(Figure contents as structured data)

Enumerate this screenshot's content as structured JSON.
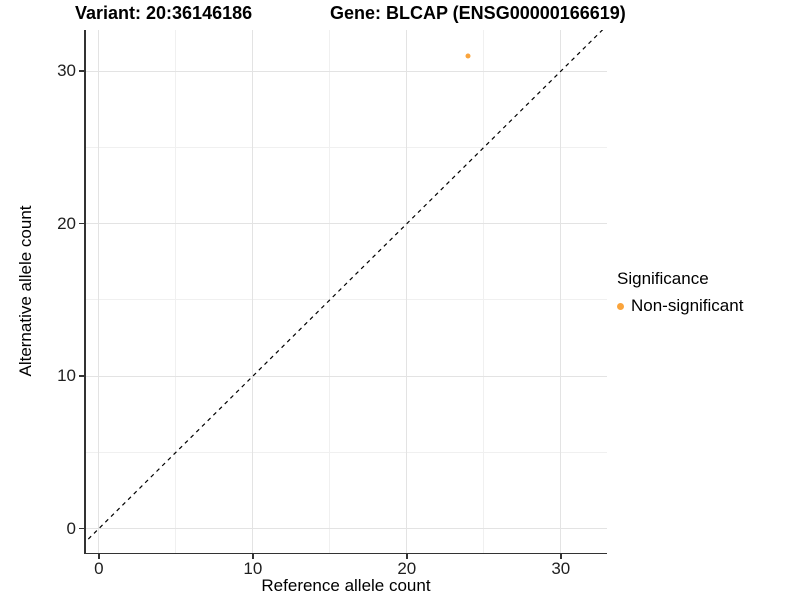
{
  "figure": {
    "title_left": "Variant: 20:36146186",
    "title_right": "Gene: BLCAP (ENSG00000166619)"
  },
  "chart_data": {
    "type": "scatter",
    "title": "Variant: 20:36146186    Gene: BLCAP (ENSG00000166619)",
    "xlabel": "Reference allele count",
    "ylabel": "Alternative allele count",
    "xlim": [
      -0.9,
      33.0
    ],
    "ylim": [
      -1.6,
      32.7
    ],
    "x_ticks": [
      0,
      10,
      20,
      30
    ],
    "y_ticks": [
      0,
      10,
      20,
      30
    ],
    "x_minor_gridlines": [
      5,
      15,
      25
    ],
    "y_minor_gridlines": [
      5,
      15,
      25
    ],
    "grid": true,
    "identity_line": {
      "style": "dashed",
      "equation": "y = x",
      "color": "#000000"
    },
    "series": [
      {
        "name": "Non-significant",
        "color": "#FAA43C",
        "points": [
          {
            "x": 24,
            "y": 31
          }
        ]
      }
    ],
    "legend": {
      "title": "Significance",
      "position": "right",
      "entries": [
        {
          "label": "Non-significant",
          "color": "#FAA43C"
        }
      ]
    }
  }
}
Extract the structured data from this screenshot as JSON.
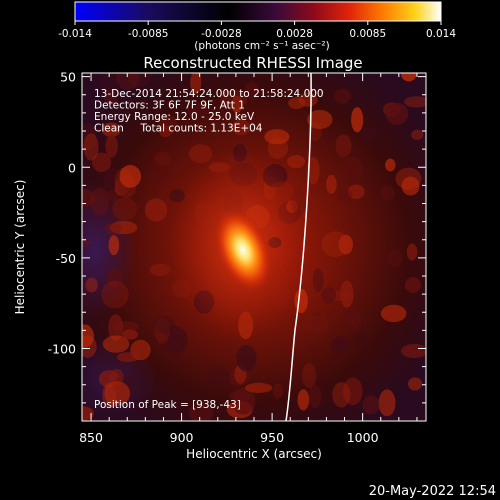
{
  "colorbar": {
    "ticks": [
      "-0.014",
      "-0.0085",
      "-0.0028",
      "0.0028",
      "0.0085",
      "0.014"
    ],
    "units": "(photons cm⁻² s⁻¹ asec⁻²)",
    "range": [
      -0.014,
      0.014
    ],
    "colors": [
      "#0000ff",
      "#1a0b5e",
      "#000000",
      "#3b0a3a",
      "#8b0a1a",
      "#e0240a",
      "#ff7a00",
      "#ffd21a",
      "#ffffff"
    ]
  },
  "chart_data": {
    "type": "heatmap",
    "title": "Reconstructed RHESSI Image",
    "xlabel": "Heliocentric X (arcsec)",
    "ylabel": "Heliocentric Y (arcsec)",
    "xlim": [
      845,
      1035
    ],
    "ylim": [
      -140,
      52
    ],
    "xticks": [
      850,
      900,
      950,
      1000
    ],
    "yticks": [
      50,
      0,
      -50,
      -100
    ],
    "info_lines": [
      "13-Dec-2014 21:54:24.000 to 21:58:24.000",
      "Detectors: 3F 6F 7F 9F, Att 1",
      "Energy Range: 12.0 - 25.0 keV",
      "Clean     Total counts: 1.13E+04"
    ],
    "peak_label": "Position of Peak = [938,-43]",
    "peak": [
      938,
      -43
    ],
    "limb_visible": true
  },
  "footer": {
    "timestamp": "20-May-2022 12:54"
  }
}
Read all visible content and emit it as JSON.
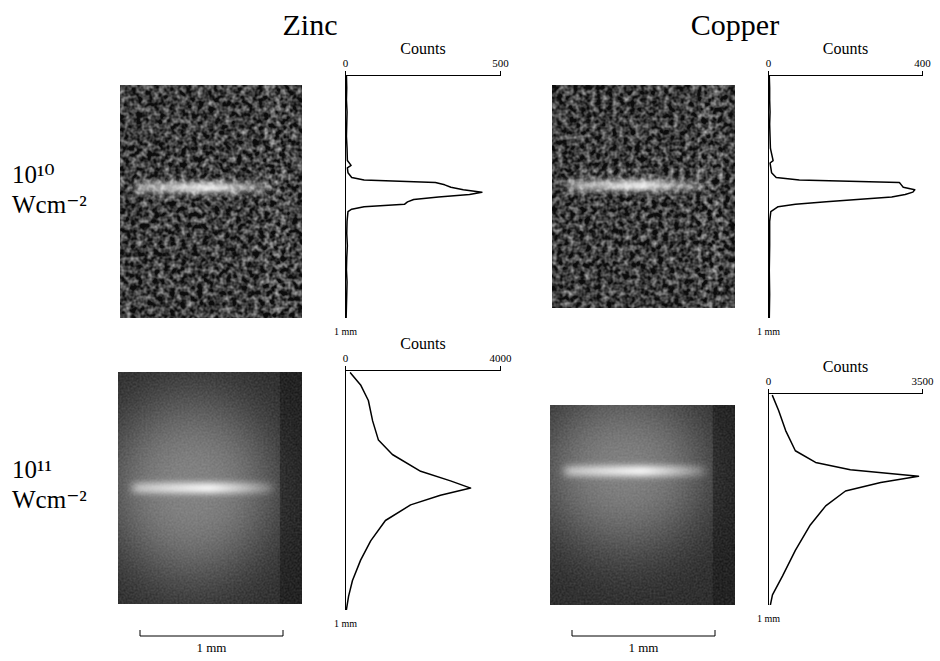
{
  "columns": [
    "Zinc",
    "Copper"
  ],
  "rows": [
    "10¹⁰ Wcm⁻²",
    "10¹¹ Wcm⁻²"
  ],
  "scale_bar": "1 mm",
  "chart_data": [
    {
      "type": "line",
      "orientation": "horizontal",
      "xlabel": "Counts",
      "color": "#000000",
      "xlim": [
        0,
        500
      ],
      "xticks": [
        0,
        500
      ],
      "ylim": [
        0,
        1
      ],
      "yticks": [
        {
          "value": 1,
          "label": "1 mm"
        }
      ],
      "y": [
        0,
        0.05,
        0.1,
        0.15,
        0.2,
        0.25,
        0.3,
        0.35,
        0.37,
        0.38,
        0.4,
        0.42,
        0.43,
        0.44,
        0.45,
        0.46,
        0.47,
        0.48,
        0.49,
        0.5,
        0.51,
        0.52,
        0.53,
        0.54,
        0.55,
        0.56,
        0.6,
        0.65,
        0.7,
        0.75,
        0.8,
        0.85,
        0.9,
        0.95,
        1
      ],
      "values": [
        3,
        4,
        3,
        5,
        4,
        3,
        5,
        6,
        18,
        6,
        8,
        20,
        60,
        290,
        320,
        340,
        380,
        440,
        400,
        300,
        220,
        200,
        190,
        60,
        20,
        8,
        5,
        4,
        6,
        4,
        3,
        5,
        4,
        3,
        2
      ]
    },
    {
      "type": "line",
      "orientation": "horizontal",
      "xlabel": "Counts",
      "color": "#000000",
      "xlim": [
        0,
        400
      ],
      "xticks": [
        0,
        400
      ],
      "ylim": [
        0,
        1
      ],
      "yticks": [
        {
          "value": 1,
          "label": "1 mm"
        }
      ],
      "y": [
        0,
        0.05,
        0.1,
        0.15,
        0.2,
        0.25,
        0.3,
        0.35,
        0.36,
        0.4,
        0.42,
        0.43,
        0.44,
        0.45,
        0.46,
        0.47,
        0.48,
        0.49,
        0.5,
        0.51,
        0.52,
        0.53,
        0.54,
        0.56,
        0.6,
        0.7,
        0.8,
        0.9,
        1
      ],
      "values": [
        2,
        3,
        3,
        4,
        3,
        4,
        5,
        12,
        4,
        8,
        20,
        80,
        340,
        345,
        350,
        380,
        375,
        355,
        320,
        230,
        150,
        70,
        25,
        6,
        3,
        3,
        2,
        3,
        2
      ]
    },
    {
      "type": "line",
      "orientation": "horizontal",
      "xlabel": "Counts",
      "color": "#000000",
      "xlim": [
        0,
        4000
      ],
      "xticks": [
        0,
        4000
      ],
      "ylim": [
        0,
        1
      ],
      "yticks": [
        {
          "value": 1,
          "label": "1 mm"
        }
      ],
      "y": [
        0.01,
        0.06,
        0.125,
        0.21,
        0.29,
        0.35,
        0.42,
        0.46,
        0.49,
        0.52,
        0.56,
        0.625,
        0.71,
        0.79,
        0.875,
        0.94,
        1
      ],
      "values": [
        130,
        390,
        590,
        700,
        850,
        1210,
        1940,
        2710,
        3230,
        2450,
        1680,
        1030,
        650,
        390,
        180,
        80,
        20
      ]
    },
    {
      "type": "line",
      "orientation": "horizontal",
      "xlabel": "Counts",
      "color": "#000000",
      "xlim": [
        0,
        3500
      ],
      "xticks": [
        0,
        3500
      ],
      "ylim": [
        0,
        1
      ],
      "yticks": [
        {
          "value": 1,
          "label": "1 mm"
        }
      ],
      "y": [
        0.01,
        0.08,
        0.175,
        0.27,
        0.325,
        0.36,
        0.39,
        0.42,
        0.46,
        0.53,
        0.62,
        0.74,
        0.86,
        0.95,
        1
      ],
      "values": [
        90,
        230,
        390,
        610,
        1070,
        1860,
        3410,
        2550,
        1750,
        1300,
        950,
        610,
        320,
        90,
        40
      ]
    }
  ]
}
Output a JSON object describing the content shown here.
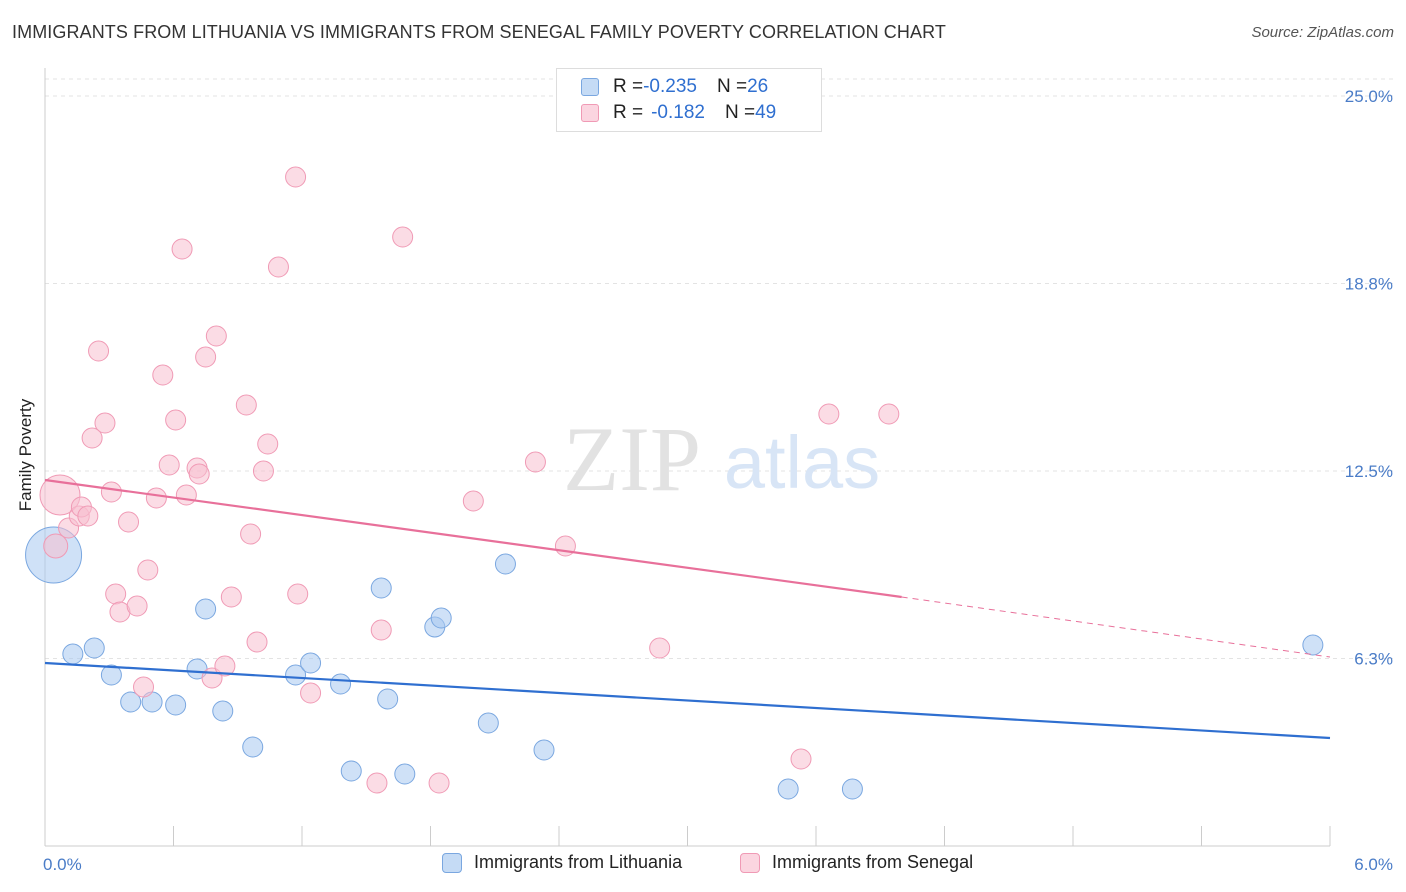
{
  "title": "IMMIGRANTS FROM LITHUANIA VS IMMIGRANTS FROM SENEGAL FAMILY POVERTY CORRELATION CHART",
  "source": "Source: ZipAtlas.com",
  "watermark": {
    "zip": "ZIP",
    "atlas": "atlas"
  },
  "legend_top": {
    "rows": [
      {
        "r_label": "R = ",
        "r_value": "-0.235",
        "n_label": "N = ",
        "n_value": "26",
        "color": "#a8c8f0",
        "border": "#7aa7e0"
      },
      {
        "r_label": "R = ",
        "r_value": "-0.182",
        "n_label": "N = ",
        "n_value": "49",
        "color": "#f8c0d0",
        "border": "#f09ab5"
      }
    ]
  },
  "legend_bottom": [
    {
      "label": "Immigrants from Lithuania",
      "color": "#c5dbf5",
      "border": "#7aa7e0"
    },
    {
      "label": "Immigrants from Senegal",
      "color": "#fbd5e0",
      "border": "#f09ab5"
    }
  ],
  "chart_data": {
    "type": "scatter",
    "ylabel": "Family Poverty",
    "xlim": [
      0.0,
      6.0
    ],
    "ylim": [
      0.0,
      25.0
    ],
    "y_ticks": [
      {
        "value": 6.25,
        "label": "6.3%"
      },
      {
        "value": 12.5,
        "label": "12.5%"
      },
      {
        "value": 18.75,
        "label": "18.8%"
      },
      {
        "value": 25.0,
        "label": "25.0%"
      }
    ],
    "x_tick_labels": [
      {
        "value": 0.0,
        "label": "0.0%"
      },
      {
        "value": 6.0,
        "label": "6.0%"
      }
    ],
    "grid": true,
    "series": [
      {
        "name": "Immigrants from Lithuania",
        "color": "#a8c8f0",
        "stroke": "#7aa7e0",
        "line_color": "#2f6fd0",
        "trend": {
          "x0": 0.0,
          "y0": 6.1,
          "x1": 6.0,
          "y1": 3.6
        },
        "points": [
          [
            0.04,
            9.7,
            28
          ],
          [
            0.13,
            6.4,
            10
          ],
          [
            0.23,
            6.6,
            10
          ],
          [
            0.31,
            5.7,
            10
          ],
          [
            0.4,
            4.8,
            10
          ],
          [
            0.5,
            4.8,
            10
          ],
          [
            0.61,
            4.7,
            10
          ],
          [
            0.71,
            5.9,
            10
          ],
          [
            0.75,
            7.9,
            10
          ],
          [
            0.83,
            4.5,
            10
          ],
          [
            0.97,
            3.3,
            10
          ],
          [
            1.17,
            5.7,
            10
          ],
          [
            1.24,
            6.1,
            10
          ],
          [
            1.38,
            5.4,
            10
          ],
          [
            1.43,
            2.5,
            10
          ],
          [
            1.57,
            8.6,
            10
          ],
          [
            1.6,
            4.9,
            10
          ],
          [
            1.68,
            2.4,
            10
          ],
          [
            1.82,
            7.3,
            10
          ],
          [
            1.85,
            7.6,
            10
          ],
          [
            2.07,
            4.1,
            10
          ],
          [
            2.15,
            9.4,
            10
          ],
          [
            2.33,
            3.2,
            10
          ],
          [
            3.47,
            1.9,
            10
          ],
          [
            3.77,
            1.9,
            10
          ],
          [
            5.92,
            6.7,
            10
          ]
        ]
      },
      {
        "name": "Immigrants from Senegal",
        "color": "#f8c0d0",
        "stroke": "#f09ab5",
        "line_color": "#e8709a",
        "trend": {
          "x0": 0.0,
          "y0": 12.2,
          "x1": 4.0,
          "y1": 8.3
        },
        "trend_dashed": {
          "x0": 4.0,
          "y0": 8.3,
          "x1": 6.0,
          "y1": 6.3
        },
        "points": [
          [
            0.07,
            11.7,
            20
          ],
          [
            0.05,
            10.0,
            12
          ],
          [
            0.11,
            10.6,
            10
          ],
          [
            0.16,
            11.0,
            10
          ],
          [
            0.17,
            11.3,
            10
          ],
          [
            0.2,
            11.0,
            10
          ],
          [
            0.22,
            13.6,
            10
          ],
          [
            0.25,
            16.5,
            10
          ],
          [
            0.28,
            14.1,
            10
          ],
          [
            0.31,
            11.8,
            10
          ],
          [
            0.33,
            8.4,
            10
          ],
          [
            0.35,
            7.8,
            10
          ],
          [
            0.39,
            10.8,
            10
          ],
          [
            0.43,
            8.0,
            10
          ],
          [
            0.46,
            5.3,
            10
          ],
          [
            0.48,
            9.2,
            10
          ],
          [
            0.52,
            11.6,
            10
          ],
          [
            0.55,
            15.7,
            10
          ],
          [
            0.58,
            12.7,
            10
          ],
          [
            0.61,
            14.2,
            10
          ],
          [
            0.64,
            19.9,
            10
          ],
          [
            0.66,
            11.7,
            10
          ],
          [
            0.71,
            12.6,
            10
          ],
          [
            0.72,
            12.4,
            10
          ],
          [
            0.75,
            16.3,
            10
          ],
          [
            0.78,
            5.6,
            10
          ],
          [
            0.8,
            17.0,
            10
          ],
          [
            0.84,
            6.0,
            10
          ],
          [
            0.87,
            8.3,
            10
          ],
          [
            0.94,
            14.7,
            10
          ],
          [
            0.96,
            10.4,
            10
          ],
          [
            0.99,
            6.8,
            10
          ],
          [
            1.02,
            12.5,
            10
          ],
          [
            1.04,
            13.4,
            10
          ],
          [
            1.09,
            19.3,
            10
          ],
          [
            1.17,
            22.3,
            10
          ],
          [
            1.18,
            8.4,
            10
          ],
          [
            1.24,
            5.1,
            10
          ],
          [
            1.55,
            2.1,
            10
          ],
          [
            1.57,
            7.2,
            10
          ],
          [
            1.67,
            20.3,
            10
          ],
          [
            1.84,
            2.1,
            10
          ],
          [
            2.0,
            11.5,
            10
          ],
          [
            2.29,
            12.8,
            10
          ],
          [
            2.43,
            10.0,
            10
          ],
          [
            2.87,
            6.6,
            10
          ],
          [
            3.53,
            2.9,
            10
          ],
          [
            3.66,
            14.4,
            10
          ],
          [
            3.94,
            14.4,
            10
          ]
        ]
      }
    ]
  }
}
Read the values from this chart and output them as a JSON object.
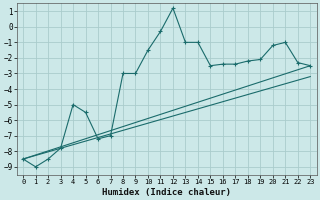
{
  "title": "",
  "xlabel": "Humidex (Indice chaleur)",
  "background_color": "#cce8e8",
  "grid_color": "#aacccc",
  "line_color": "#1a6b6b",
  "xlim": [
    -0.5,
    23.5
  ],
  "ylim": [
    -9.5,
    1.5
  ],
  "xticks": [
    0,
    1,
    2,
    3,
    4,
    5,
    6,
    7,
    8,
    9,
    10,
    11,
    12,
    13,
    14,
    15,
    16,
    17,
    18,
    19,
    20,
    21,
    22,
    23
  ],
  "yticks": [
    1,
    0,
    -1,
    -2,
    -3,
    -4,
    -5,
    -6,
    -7,
    -8,
    -9
  ],
  "series1_x": [
    0,
    1,
    2,
    3,
    4,
    5,
    6,
    7,
    8,
    9,
    10,
    11,
    12,
    13,
    14,
    15,
    16,
    17,
    18,
    19,
    20,
    21,
    22,
    23
  ],
  "series1_y": [
    -8.5,
    -9.0,
    -8.5,
    -7.8,
    -5.0,
    -5.5,
    -7.2,
    -7.0,
    -3.0,
    -3.0,
    -1.5,
    -0.3,
    1.2,
    -1.0,
    -1.0,
    -2.5,
    -2.4,
    -2.4,
    -2.2,
    -2.1,
    -1.2,
    -1.0,
    -2.3,
    -2.5
  ],
  "series3_x": [
    0,
    23
  ],
  "series3_y": [
    -8.5,
    -2.5
  ],
  "series4_x": [
    0,
    23
  ],
  "series4_y": [
    -8.5,
    -3.2
  ]
}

- **SET EXERCISE**
Select, from the listing, all lines that include the word "name".

- **FINISHED EXERCISE**
        "name": "Non-significant",
        "name": "Immigrants from Lithuania",
        "name": "Immigrants from Senegal",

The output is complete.